## What this task involves
Which lines hold the word "Real"? Copy each of them.

[Collected data]
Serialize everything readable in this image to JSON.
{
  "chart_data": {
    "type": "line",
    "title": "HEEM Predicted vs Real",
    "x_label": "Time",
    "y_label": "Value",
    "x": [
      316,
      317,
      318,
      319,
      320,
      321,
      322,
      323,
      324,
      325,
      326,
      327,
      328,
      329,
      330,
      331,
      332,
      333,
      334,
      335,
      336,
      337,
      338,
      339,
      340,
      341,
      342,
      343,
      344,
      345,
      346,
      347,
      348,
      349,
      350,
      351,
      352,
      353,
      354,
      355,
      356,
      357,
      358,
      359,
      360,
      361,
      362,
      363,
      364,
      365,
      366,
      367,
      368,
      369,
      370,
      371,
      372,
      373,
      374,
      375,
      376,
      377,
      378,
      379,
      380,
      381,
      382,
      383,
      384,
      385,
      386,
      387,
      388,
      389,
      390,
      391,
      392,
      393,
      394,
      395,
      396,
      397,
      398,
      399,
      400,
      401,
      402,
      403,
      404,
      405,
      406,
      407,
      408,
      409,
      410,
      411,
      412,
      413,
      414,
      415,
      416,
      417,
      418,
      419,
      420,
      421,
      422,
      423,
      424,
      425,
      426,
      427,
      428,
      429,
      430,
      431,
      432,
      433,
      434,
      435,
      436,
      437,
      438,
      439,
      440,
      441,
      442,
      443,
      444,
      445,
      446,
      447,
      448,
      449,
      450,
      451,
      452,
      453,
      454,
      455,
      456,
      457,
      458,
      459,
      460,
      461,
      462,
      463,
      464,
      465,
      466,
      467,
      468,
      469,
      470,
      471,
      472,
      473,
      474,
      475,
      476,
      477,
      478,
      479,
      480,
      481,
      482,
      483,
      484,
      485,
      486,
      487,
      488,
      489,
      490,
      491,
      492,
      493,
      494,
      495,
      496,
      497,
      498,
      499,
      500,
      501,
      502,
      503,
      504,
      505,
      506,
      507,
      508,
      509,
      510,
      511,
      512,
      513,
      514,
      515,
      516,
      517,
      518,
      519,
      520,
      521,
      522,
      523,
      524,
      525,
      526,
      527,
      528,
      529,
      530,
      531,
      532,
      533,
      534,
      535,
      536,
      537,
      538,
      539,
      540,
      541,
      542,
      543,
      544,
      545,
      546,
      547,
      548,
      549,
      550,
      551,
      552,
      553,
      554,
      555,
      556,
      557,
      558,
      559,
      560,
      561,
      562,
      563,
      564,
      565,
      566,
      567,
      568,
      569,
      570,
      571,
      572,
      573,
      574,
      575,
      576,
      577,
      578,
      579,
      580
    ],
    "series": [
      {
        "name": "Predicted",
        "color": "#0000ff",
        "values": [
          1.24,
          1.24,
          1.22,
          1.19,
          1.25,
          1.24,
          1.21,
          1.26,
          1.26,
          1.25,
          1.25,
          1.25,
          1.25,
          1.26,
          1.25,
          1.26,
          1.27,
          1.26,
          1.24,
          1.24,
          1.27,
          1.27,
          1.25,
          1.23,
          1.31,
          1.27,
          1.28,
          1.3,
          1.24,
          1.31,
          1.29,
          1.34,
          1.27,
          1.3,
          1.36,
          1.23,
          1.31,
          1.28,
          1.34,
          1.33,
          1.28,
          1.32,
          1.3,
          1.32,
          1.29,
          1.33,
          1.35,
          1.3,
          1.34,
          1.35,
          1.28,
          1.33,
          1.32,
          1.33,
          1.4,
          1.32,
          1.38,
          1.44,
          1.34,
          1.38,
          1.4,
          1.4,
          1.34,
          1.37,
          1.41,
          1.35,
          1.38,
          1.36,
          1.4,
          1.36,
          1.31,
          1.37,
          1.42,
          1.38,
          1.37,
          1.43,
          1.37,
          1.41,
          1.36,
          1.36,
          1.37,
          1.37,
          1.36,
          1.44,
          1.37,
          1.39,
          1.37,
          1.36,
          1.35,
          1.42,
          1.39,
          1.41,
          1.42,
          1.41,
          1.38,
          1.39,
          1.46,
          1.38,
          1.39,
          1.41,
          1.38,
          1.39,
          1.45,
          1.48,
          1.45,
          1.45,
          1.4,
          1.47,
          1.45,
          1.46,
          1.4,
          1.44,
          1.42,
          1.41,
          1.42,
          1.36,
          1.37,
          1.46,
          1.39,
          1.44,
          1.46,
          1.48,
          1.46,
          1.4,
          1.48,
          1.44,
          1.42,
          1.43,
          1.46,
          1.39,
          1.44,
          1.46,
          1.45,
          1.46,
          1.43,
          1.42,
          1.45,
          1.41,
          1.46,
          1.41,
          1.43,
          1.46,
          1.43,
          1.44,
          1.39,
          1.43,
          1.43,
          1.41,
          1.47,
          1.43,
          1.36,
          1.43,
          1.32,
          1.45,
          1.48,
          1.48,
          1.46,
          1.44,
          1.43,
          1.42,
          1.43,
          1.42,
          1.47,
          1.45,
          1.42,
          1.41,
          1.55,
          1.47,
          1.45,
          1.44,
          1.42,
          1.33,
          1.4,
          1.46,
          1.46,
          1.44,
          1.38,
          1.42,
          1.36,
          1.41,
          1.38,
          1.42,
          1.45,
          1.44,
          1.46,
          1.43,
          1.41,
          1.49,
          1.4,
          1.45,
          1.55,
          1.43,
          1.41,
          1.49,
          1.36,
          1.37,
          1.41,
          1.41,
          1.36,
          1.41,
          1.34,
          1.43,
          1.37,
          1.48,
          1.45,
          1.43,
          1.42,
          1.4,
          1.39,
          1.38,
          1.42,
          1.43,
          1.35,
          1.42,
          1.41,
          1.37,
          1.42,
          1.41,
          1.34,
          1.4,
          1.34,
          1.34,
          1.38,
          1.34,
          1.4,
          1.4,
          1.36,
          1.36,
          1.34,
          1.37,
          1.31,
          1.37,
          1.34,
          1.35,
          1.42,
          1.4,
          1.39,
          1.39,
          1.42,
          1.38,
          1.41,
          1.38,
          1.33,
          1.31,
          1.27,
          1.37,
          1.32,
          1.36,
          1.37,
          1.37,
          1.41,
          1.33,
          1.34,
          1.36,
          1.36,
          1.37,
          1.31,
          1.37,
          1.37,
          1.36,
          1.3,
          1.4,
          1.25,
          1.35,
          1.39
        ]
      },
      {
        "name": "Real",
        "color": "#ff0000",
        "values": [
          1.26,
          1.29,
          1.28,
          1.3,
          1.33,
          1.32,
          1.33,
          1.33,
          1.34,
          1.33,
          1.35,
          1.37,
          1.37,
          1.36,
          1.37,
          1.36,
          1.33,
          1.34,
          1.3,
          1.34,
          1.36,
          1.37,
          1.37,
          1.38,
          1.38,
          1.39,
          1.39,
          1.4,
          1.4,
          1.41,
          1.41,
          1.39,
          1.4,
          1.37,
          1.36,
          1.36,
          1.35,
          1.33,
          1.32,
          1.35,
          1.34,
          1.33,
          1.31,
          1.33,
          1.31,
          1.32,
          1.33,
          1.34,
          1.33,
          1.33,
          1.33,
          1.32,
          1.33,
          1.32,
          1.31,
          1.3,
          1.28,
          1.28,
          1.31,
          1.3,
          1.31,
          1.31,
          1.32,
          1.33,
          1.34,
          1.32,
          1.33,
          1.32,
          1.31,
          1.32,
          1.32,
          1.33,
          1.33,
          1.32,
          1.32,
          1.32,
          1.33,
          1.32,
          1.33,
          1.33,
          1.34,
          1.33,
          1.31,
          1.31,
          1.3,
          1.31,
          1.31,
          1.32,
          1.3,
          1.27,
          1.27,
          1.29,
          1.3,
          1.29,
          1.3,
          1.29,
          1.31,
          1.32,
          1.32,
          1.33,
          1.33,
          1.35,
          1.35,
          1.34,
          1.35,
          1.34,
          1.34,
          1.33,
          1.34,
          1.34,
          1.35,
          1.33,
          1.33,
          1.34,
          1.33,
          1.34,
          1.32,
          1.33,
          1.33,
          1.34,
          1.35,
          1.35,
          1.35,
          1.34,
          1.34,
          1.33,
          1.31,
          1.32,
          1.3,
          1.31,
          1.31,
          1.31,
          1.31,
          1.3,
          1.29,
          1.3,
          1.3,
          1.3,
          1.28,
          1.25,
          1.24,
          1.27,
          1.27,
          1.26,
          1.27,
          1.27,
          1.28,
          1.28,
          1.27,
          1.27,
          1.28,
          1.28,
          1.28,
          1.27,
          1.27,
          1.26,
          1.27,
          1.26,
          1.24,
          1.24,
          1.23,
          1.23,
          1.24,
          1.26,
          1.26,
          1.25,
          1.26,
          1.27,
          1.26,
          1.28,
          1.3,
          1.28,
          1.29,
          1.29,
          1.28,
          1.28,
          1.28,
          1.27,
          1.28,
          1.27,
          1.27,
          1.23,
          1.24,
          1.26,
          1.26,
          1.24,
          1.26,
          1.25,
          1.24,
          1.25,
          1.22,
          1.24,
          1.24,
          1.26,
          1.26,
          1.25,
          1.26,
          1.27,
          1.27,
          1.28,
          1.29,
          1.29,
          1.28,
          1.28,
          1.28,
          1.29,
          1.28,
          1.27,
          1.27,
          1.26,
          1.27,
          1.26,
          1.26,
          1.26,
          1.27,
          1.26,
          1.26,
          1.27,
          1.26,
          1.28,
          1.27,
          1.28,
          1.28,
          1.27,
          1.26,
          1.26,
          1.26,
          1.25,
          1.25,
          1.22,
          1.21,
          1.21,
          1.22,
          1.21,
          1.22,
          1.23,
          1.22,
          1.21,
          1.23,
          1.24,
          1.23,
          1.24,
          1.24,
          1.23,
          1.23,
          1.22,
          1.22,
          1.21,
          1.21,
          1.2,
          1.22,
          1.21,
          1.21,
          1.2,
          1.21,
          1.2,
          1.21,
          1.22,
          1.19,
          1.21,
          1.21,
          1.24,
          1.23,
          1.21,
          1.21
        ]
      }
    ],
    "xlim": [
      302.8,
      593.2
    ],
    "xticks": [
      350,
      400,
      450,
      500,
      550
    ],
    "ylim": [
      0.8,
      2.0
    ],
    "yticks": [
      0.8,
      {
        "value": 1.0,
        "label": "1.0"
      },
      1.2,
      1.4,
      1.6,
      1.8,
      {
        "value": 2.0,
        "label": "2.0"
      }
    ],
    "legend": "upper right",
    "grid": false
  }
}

## Answer to this task
    "title": "HEEM Predicted vs Real",
        "name": "Real",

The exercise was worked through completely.